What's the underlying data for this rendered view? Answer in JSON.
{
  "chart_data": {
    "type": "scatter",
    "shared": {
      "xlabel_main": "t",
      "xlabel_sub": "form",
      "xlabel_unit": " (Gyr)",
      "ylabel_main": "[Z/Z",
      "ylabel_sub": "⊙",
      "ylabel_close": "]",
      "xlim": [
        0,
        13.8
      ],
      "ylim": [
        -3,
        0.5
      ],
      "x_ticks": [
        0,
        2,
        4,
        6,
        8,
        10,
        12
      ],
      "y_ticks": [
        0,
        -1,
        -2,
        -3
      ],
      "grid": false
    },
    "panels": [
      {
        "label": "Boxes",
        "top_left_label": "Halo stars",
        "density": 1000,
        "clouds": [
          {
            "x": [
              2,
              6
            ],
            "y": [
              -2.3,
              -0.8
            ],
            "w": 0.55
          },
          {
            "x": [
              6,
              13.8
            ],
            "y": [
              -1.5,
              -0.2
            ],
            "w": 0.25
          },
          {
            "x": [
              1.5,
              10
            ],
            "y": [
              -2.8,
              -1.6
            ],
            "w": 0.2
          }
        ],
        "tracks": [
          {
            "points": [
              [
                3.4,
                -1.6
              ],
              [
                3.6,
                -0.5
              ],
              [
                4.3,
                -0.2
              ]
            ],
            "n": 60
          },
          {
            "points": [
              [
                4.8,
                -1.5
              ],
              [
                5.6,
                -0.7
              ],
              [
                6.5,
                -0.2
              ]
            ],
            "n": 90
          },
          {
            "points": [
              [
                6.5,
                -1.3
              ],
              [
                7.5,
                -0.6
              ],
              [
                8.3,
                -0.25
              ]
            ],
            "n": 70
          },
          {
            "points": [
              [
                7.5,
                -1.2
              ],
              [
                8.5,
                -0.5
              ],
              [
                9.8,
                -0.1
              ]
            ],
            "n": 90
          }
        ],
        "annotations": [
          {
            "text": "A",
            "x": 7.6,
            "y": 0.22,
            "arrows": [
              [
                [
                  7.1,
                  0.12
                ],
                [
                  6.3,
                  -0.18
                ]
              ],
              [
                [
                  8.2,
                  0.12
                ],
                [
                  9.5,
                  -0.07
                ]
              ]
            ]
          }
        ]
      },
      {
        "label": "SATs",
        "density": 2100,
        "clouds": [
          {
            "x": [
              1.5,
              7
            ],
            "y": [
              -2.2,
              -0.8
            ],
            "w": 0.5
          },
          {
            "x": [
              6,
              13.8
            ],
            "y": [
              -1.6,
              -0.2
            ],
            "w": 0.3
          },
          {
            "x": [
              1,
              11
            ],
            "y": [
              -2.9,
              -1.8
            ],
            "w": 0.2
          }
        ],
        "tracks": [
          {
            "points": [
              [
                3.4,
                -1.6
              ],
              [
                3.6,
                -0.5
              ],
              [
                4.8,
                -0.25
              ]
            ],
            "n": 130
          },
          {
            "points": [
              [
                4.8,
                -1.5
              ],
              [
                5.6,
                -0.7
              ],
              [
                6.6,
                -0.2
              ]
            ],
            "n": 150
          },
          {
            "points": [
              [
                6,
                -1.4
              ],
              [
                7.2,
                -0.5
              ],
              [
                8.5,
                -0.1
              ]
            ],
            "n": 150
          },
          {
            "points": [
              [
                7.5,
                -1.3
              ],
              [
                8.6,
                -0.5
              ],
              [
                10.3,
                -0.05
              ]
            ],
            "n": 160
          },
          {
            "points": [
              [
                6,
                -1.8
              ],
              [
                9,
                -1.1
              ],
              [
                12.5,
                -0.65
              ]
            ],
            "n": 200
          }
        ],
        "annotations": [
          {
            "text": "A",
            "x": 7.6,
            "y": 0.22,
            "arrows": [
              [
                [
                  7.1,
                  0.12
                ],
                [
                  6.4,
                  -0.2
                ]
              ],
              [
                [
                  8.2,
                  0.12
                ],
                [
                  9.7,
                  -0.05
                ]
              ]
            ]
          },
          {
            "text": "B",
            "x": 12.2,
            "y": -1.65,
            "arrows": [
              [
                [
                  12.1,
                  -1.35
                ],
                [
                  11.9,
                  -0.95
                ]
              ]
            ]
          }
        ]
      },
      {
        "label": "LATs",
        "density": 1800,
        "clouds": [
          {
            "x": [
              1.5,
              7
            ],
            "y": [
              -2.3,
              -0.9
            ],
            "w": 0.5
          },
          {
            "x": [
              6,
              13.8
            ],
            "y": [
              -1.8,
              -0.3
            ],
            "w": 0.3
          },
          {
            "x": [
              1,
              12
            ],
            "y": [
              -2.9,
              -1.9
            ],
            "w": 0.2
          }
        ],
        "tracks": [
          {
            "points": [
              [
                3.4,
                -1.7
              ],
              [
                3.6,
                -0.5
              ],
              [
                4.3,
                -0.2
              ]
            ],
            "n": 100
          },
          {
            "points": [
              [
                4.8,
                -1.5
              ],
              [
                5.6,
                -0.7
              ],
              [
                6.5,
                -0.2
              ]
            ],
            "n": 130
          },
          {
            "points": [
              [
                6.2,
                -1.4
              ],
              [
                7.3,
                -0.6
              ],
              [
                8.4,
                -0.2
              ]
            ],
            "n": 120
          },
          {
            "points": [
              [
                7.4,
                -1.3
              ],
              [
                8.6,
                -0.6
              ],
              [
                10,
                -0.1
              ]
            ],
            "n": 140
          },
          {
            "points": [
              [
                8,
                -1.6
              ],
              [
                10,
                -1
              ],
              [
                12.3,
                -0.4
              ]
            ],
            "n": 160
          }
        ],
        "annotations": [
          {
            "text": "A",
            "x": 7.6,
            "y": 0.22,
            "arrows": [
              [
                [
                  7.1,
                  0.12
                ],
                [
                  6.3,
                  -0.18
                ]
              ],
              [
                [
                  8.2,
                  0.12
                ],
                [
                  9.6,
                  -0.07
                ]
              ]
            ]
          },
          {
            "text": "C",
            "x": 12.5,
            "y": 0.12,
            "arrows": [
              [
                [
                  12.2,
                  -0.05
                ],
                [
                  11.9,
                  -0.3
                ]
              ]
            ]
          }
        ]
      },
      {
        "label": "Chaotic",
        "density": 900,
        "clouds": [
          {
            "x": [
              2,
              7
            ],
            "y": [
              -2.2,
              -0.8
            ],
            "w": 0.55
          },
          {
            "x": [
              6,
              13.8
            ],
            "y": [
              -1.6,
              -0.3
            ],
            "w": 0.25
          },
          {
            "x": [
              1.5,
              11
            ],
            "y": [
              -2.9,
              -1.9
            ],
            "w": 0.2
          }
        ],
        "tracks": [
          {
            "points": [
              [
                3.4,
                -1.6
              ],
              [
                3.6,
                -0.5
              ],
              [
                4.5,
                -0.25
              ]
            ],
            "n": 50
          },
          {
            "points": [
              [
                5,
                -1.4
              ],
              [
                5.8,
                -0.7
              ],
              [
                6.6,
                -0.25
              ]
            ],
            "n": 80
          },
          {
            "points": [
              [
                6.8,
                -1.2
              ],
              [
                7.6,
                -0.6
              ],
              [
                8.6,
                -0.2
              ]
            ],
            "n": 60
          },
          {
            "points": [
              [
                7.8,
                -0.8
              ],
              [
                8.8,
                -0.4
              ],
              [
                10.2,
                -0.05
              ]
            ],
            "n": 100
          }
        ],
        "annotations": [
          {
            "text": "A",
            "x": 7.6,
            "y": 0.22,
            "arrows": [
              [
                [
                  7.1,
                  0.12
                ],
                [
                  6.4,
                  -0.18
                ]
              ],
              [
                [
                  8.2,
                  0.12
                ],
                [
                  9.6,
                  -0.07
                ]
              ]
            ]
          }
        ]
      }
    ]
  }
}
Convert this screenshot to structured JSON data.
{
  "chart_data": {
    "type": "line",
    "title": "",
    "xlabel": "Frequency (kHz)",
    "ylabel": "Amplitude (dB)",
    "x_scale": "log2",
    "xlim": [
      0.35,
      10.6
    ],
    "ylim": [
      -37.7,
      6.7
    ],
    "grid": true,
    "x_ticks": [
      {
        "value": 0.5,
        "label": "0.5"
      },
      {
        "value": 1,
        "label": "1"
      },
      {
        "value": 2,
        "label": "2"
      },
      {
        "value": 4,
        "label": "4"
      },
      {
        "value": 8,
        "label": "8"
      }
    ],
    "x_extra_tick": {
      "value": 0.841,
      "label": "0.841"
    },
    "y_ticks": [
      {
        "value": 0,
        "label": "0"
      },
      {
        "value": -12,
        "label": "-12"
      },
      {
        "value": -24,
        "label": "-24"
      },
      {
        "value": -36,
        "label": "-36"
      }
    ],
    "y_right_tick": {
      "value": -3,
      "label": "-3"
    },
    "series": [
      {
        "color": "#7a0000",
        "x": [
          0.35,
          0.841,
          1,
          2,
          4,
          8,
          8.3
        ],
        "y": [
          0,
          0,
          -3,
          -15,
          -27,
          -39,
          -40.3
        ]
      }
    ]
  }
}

- _THE REQUEST_:
From the line containing "Convert this screenshot" to the last line of the material, please quote every line exactly and only those.

- _OUTPUT_:
Convert this screenshot to structured JSON data.
{
  "chart_data": {
    "type": "line",
    "title": "",
    "xlabel": "Frequency (kHz)",
    "ylabel": "Amplitude (dB)",
    "x_scale": "log2",
    "xlim": [
      0.35,
      10.6
    ],
    "ylim": [
      -37.7,
      6.7
    ],
    "grid": true,
    "x_ticks": [
      {
        "value": 0.5,
        "label": "0.5"
      },
      {
        "value": 1,
        "label": "1"
      },
      {
        "value": 2,
        "label": "2"
      },
      {
        "value": 4,
        "label": "4"
      },
      {
        "value": 8,
        "label": "8"
      }
    ],
    "x_extra_tick": {
      "value": 0.841,
      "label": "0.841"
    },
    "y_ticks": [
      {
        "value": 0,
        "label": "0"
      },
      {
        "value": -12,
        "label": "-12"
      },
      {
        "value": -24,
        "label": "-24"
      },
      {
        "value": -36,
        "label": "-36"
      }
    ],
    "y_right_tick": {
      "value": -3,
      "label": "-3"
    },
    "series": [
      {
        "color": "#7a0000",
        "x": [
          0.35,
          0.841,
          1,
          2,
          4,
          8,
          8.3
        ],
        "y": [
          0,
          0,
          -3,
          -15,
          -27,
          -39,
          -40.3
        ]
      }
    ]
  }
}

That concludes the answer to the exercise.